** start of Provided data **
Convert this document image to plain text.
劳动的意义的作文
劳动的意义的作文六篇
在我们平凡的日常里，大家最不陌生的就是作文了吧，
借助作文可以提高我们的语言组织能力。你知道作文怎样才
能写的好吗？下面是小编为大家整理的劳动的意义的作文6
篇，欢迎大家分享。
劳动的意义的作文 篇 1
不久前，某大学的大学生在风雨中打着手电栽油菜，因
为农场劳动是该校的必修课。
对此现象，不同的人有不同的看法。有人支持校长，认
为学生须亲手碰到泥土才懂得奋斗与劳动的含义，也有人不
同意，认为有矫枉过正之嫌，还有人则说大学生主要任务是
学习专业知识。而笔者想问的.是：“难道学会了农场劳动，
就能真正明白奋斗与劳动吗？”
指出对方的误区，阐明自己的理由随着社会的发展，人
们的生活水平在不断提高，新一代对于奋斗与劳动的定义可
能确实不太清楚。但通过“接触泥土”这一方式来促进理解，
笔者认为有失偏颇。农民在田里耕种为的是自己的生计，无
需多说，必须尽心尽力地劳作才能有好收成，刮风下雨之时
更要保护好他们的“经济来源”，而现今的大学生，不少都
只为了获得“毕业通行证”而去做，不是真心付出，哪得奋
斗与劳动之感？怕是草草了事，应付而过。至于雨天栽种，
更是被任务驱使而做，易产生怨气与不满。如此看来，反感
** end of Provided data **
What to do:
Return all the data above once more, precisely as given.

Response:
Convert this document image to plain text.
劳动的意义的作文
劳动的意义的作文六篇
在我们平凡的日常里，大家最不陌生的就是作文了吧，
借助作文可以提高我们的语言组织能力。你知道作文怎样才
能写的好吗？下面是小编为大家整理的劳动的意义的作文6
篇，欢迎大家分享。
劳动的意义的作文 篇 1
不久前，某大学的大学生在风雨中打着手电栽油菜，因
为农场劳动是该校的必修课。
对此现象，不同的人有不同的看法。有人支持校长，认
为学生须亲手碰到泥土才懂得奋斗与劳动的含义，也有人不
同意，认为有矫枉过正之嫌，还有人则说大学生主要任务是
学习专业知识。而笔者想问的.是：“难道学会了农场劳动，
就能真正明白奋斗与劳动吗？”
指出对方的误区，阐明自己的理由随着社会的发展，人
们的生活水平在不断提高，新一代对于奋斗与劳动的定义可
能确实不太清楚。但通过“接触泥土”这一方式来促进理解，
笔者认为有失偏颇。农民在田里耕种为的是自己的生计，无
需多说，必须尽心尽力地劳作才能有好收成，刮风下雨之时
更要保护好他们的“经济来源”，而现今的大学生，不少都
只为了获得“毕业通行证”而去做，不是真心付出，哪得奋
斗与劳动之感？怕是草草了事，应付而过。至于雨天栽种，
更是被任务驱使而做，易产生怨气与不满。如此看来，反感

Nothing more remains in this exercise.